___ Exercise materials ___
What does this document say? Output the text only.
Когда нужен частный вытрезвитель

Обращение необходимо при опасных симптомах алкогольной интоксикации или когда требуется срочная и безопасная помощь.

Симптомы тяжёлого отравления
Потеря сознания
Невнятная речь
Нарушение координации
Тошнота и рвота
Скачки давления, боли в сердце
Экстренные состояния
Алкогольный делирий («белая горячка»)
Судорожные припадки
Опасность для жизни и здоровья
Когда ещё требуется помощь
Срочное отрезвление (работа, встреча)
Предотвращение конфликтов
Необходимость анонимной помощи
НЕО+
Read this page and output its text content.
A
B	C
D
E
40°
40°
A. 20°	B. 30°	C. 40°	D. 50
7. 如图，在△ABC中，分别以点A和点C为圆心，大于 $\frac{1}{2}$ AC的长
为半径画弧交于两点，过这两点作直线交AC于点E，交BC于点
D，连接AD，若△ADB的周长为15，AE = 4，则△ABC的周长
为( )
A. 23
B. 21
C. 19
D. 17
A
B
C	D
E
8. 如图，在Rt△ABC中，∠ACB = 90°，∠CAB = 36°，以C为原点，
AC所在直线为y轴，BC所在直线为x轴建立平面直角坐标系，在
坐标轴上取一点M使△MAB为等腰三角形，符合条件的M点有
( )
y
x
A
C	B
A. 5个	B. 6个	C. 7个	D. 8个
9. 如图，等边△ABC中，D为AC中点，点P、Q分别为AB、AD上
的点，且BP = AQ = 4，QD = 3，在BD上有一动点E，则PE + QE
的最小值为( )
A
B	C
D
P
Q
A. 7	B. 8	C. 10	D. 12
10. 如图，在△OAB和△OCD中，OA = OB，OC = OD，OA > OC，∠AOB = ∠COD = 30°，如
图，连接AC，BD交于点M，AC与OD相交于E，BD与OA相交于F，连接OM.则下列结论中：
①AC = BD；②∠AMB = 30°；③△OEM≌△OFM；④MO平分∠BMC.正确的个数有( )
___
> _What you should do_
List each line of the entries that holds the string "требуется".

> _Response for this exercise_
Обращение необходимо при опасных симптомах алкогольной интоксикации или когда требуется срочная и безопасная помощь.
Когда ещё требуется помощь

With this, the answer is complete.